[start Data extract]
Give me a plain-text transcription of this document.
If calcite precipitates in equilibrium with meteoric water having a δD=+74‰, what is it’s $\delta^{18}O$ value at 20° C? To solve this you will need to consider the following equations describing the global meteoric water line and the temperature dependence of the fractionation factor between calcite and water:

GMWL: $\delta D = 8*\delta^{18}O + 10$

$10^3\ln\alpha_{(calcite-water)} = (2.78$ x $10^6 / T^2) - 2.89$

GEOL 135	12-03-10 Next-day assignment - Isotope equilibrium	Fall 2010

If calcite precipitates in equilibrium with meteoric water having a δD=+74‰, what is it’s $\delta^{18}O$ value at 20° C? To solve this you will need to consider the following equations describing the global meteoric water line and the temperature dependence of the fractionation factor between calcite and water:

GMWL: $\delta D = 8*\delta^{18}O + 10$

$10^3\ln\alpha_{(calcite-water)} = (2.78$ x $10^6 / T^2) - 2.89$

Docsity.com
[end Data extract]
[start Data extract]
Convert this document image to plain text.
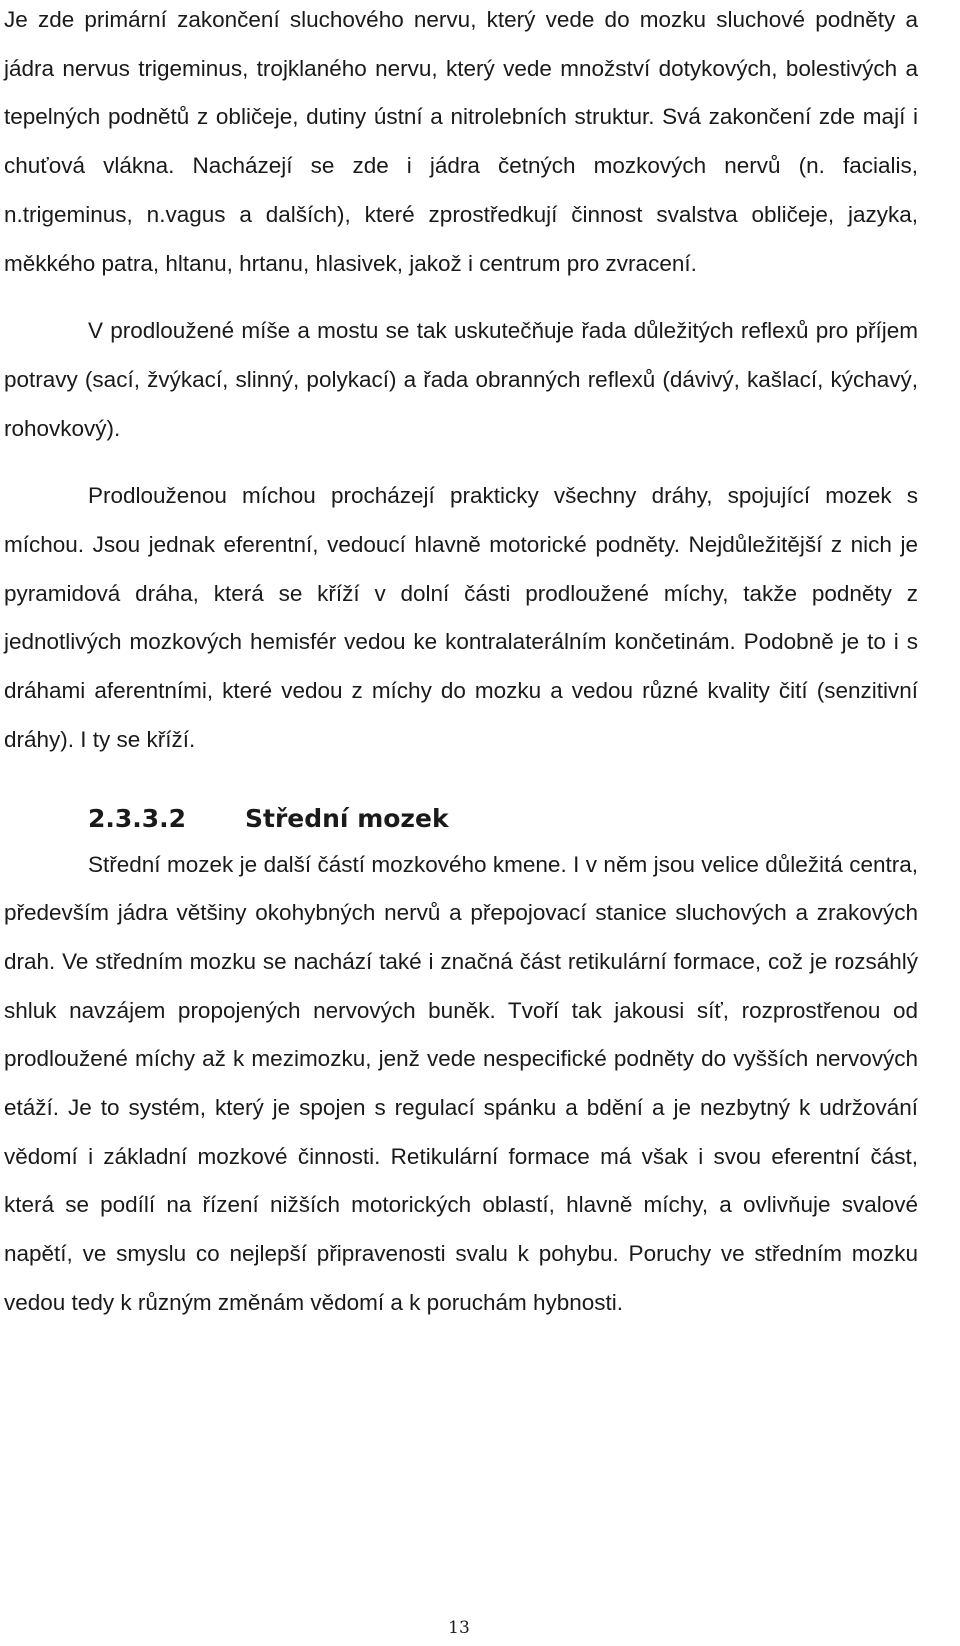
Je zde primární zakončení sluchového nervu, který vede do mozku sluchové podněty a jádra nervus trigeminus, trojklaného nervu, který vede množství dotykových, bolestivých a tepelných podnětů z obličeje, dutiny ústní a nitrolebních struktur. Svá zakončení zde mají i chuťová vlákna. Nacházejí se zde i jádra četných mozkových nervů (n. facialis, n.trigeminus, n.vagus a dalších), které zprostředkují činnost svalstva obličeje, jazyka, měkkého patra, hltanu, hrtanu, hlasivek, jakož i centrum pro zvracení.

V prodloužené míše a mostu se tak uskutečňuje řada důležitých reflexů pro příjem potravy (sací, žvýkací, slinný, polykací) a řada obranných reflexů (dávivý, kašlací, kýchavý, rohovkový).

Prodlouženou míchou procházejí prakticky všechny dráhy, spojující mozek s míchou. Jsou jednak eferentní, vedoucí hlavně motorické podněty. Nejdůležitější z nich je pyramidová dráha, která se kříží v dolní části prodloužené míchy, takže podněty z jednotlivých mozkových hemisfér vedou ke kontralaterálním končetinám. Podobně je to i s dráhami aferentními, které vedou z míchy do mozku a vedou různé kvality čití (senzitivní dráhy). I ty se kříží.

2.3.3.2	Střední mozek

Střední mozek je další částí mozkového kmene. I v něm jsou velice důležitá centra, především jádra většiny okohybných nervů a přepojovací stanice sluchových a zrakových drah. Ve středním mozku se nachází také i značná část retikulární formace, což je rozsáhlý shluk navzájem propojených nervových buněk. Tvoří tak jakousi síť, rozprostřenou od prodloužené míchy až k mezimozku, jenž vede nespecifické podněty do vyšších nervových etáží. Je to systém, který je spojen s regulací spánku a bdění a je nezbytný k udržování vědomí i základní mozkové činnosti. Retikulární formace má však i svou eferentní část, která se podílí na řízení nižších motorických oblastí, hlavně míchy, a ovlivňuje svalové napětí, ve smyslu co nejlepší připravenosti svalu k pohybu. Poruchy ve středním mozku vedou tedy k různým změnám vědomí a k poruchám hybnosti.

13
[end Data extract]
[start Data extract]
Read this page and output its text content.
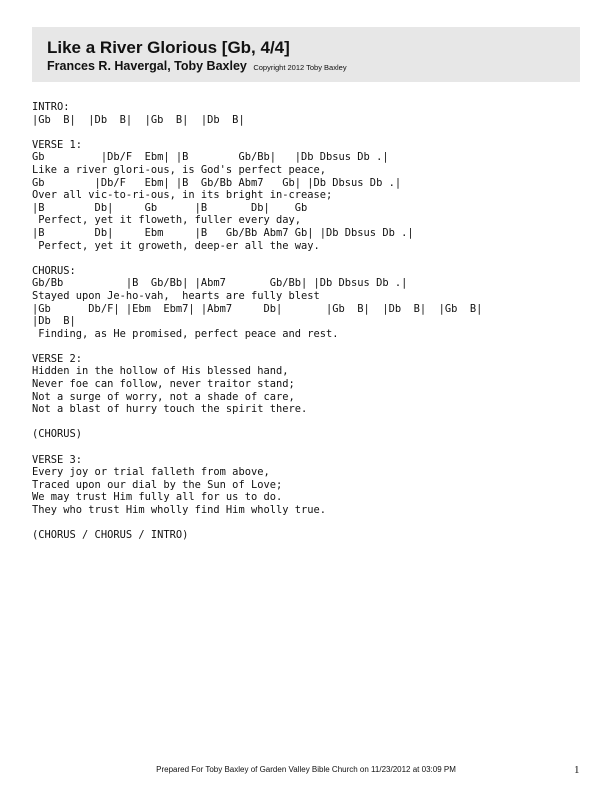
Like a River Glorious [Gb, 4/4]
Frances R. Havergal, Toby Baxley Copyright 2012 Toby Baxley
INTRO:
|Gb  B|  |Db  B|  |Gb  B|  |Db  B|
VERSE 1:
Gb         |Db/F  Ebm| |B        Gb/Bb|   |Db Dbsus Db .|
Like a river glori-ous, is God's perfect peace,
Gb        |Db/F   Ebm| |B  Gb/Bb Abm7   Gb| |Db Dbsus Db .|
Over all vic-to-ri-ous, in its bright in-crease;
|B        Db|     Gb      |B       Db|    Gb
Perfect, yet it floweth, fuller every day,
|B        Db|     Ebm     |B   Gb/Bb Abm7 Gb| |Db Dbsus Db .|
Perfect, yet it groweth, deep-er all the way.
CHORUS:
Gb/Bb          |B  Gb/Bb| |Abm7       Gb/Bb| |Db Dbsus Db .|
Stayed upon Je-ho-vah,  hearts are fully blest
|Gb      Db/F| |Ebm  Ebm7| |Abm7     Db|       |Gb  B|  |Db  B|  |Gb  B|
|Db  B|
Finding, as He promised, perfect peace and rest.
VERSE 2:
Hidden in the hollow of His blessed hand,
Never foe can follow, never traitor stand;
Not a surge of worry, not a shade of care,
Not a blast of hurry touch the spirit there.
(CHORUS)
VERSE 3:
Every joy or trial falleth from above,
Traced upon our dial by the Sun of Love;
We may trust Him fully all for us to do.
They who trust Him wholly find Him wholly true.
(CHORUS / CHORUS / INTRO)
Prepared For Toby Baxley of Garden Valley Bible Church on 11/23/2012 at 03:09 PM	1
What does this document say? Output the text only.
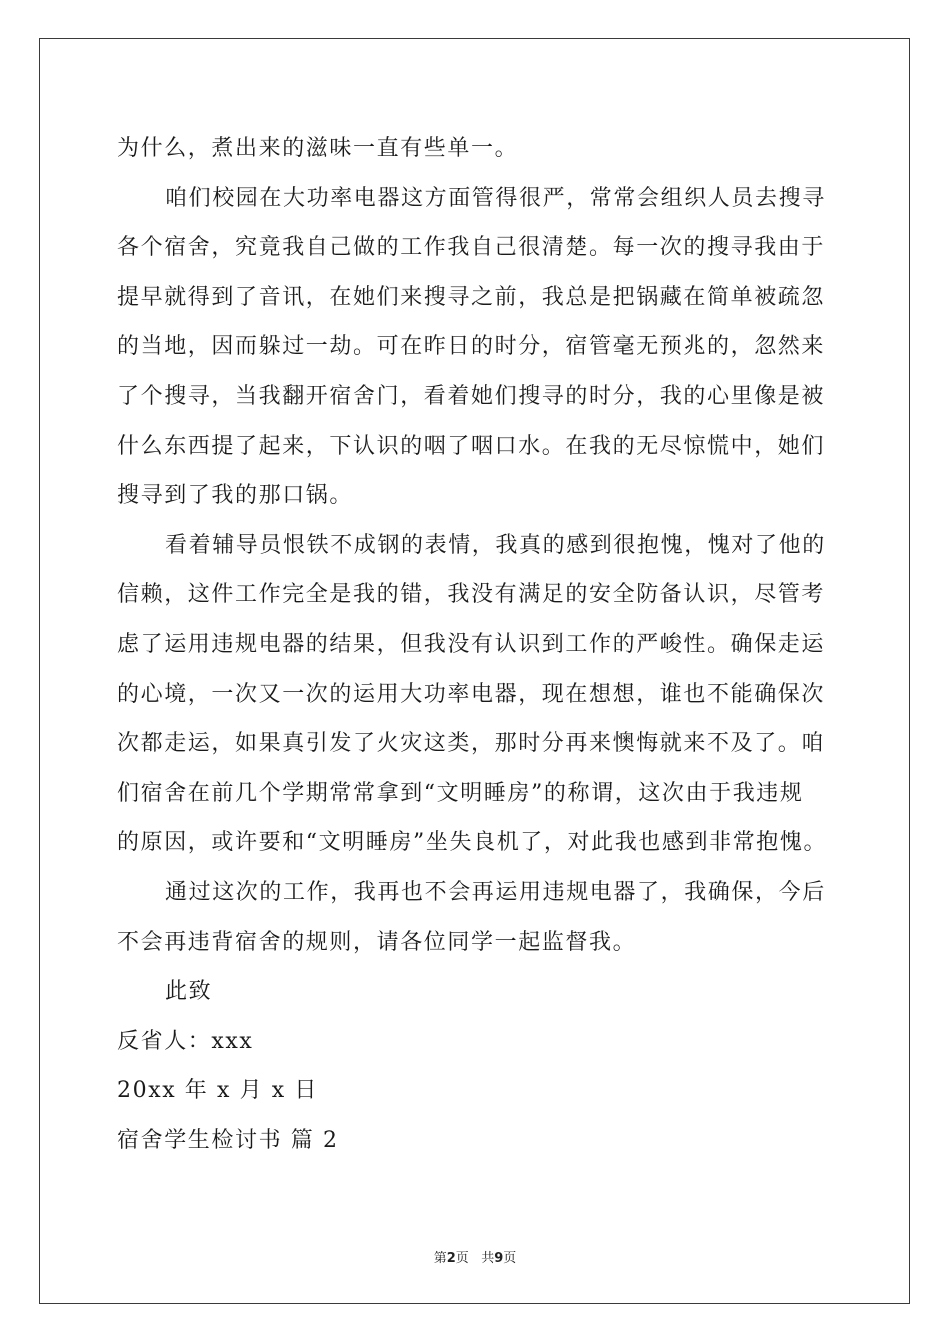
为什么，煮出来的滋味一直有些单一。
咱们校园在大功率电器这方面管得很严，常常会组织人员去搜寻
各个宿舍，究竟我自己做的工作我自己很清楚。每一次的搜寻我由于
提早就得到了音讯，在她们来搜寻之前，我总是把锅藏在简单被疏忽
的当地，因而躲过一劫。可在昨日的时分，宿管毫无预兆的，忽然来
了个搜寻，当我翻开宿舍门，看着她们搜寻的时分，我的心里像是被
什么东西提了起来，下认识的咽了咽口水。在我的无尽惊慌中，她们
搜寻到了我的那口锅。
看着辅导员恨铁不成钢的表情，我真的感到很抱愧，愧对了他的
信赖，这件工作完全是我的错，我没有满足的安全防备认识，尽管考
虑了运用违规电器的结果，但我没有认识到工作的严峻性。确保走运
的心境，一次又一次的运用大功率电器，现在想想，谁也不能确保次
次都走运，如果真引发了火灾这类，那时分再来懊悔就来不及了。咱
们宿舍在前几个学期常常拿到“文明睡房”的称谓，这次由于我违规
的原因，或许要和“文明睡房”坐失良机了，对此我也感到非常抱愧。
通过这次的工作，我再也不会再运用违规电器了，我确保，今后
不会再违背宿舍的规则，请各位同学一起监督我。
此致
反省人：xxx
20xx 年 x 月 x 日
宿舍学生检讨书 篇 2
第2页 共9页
[end Data extract]
**Set exercise:**
Say only how many lines in the records carry the word "document".

**Output of the task:**
3